**Required work:**
Your task is to repeat the lines below exactly, excluding any pictures they contain.

**Records:**
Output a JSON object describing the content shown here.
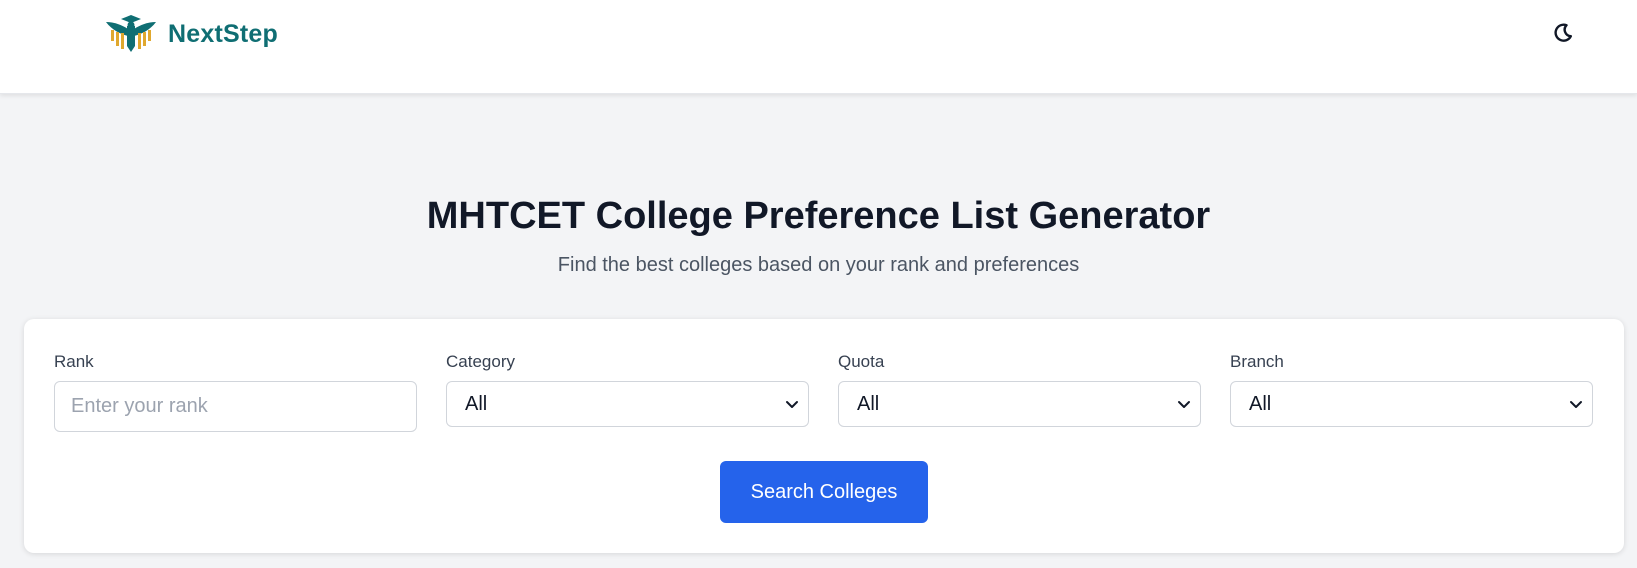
{
  "navbar": {
    "brand_name": "NextStep",
    "logo_icon": "graduation-eagle-logo",
    "theme_toggle_icon": "moon-icon"
  },
  "hero": {
    "title": "MHTCET College Preference List Generator",
    "subtitle": "Find the best colleges based on your rank and preferences"
  },
  "form": {
    "rank": {
      "label": "Rank",
      "placeholder": "Enter your rank",
      "value": ""
    },
    "category": {
      "label": "Category",
      "selected": "All"
    },
    "quota": {
      "label": "Quota",
      "selected": "All"
    },
    "branch": {
      "label": "Branch",
      "selected": "All"
    },
    "search_button": "Search Colleges"
  },
  "colors": {
    "brand": "#0f6e73",
    "accent": "#2563eb",
    "page_bg": "#f3f4f6",
    "logo_gold": "#e0a82e"
  }
}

**Exercise output:**
Output a JSON object describing the content shown here.
{
  "navbar": {
    "brand_name": "NextStep",
    "logo_icon": "graduation-eagle-logo",
    "theme_toggle_icon": "moon-icon"
  },
  "hero": {
    "title": "MHTCET College Preference List Generator",
    "subtitle": "Find the best colleges based on your rank and preferences"
  },
  "form": {
    "rank": {
      "label": "Rank",
      "placeholder": "Enter your rank",
      "value": ""
    },
    "category": {
      "label": "Category",
      "selected": "All"
    },
    "quota": {
      "label": "Quota",
      "selected": "All"
    },
    "branch": {
      "label": "Branch",
      "selected": "All"
    },
    "search_button": "Search Colleges"
  },
  "colors": {
    "brand": "#0f6e73",
    "accent": "#2563eb",
    "page_bg": "#f3f4f6",
    "logo_gold": "#e0a82e"
  }
}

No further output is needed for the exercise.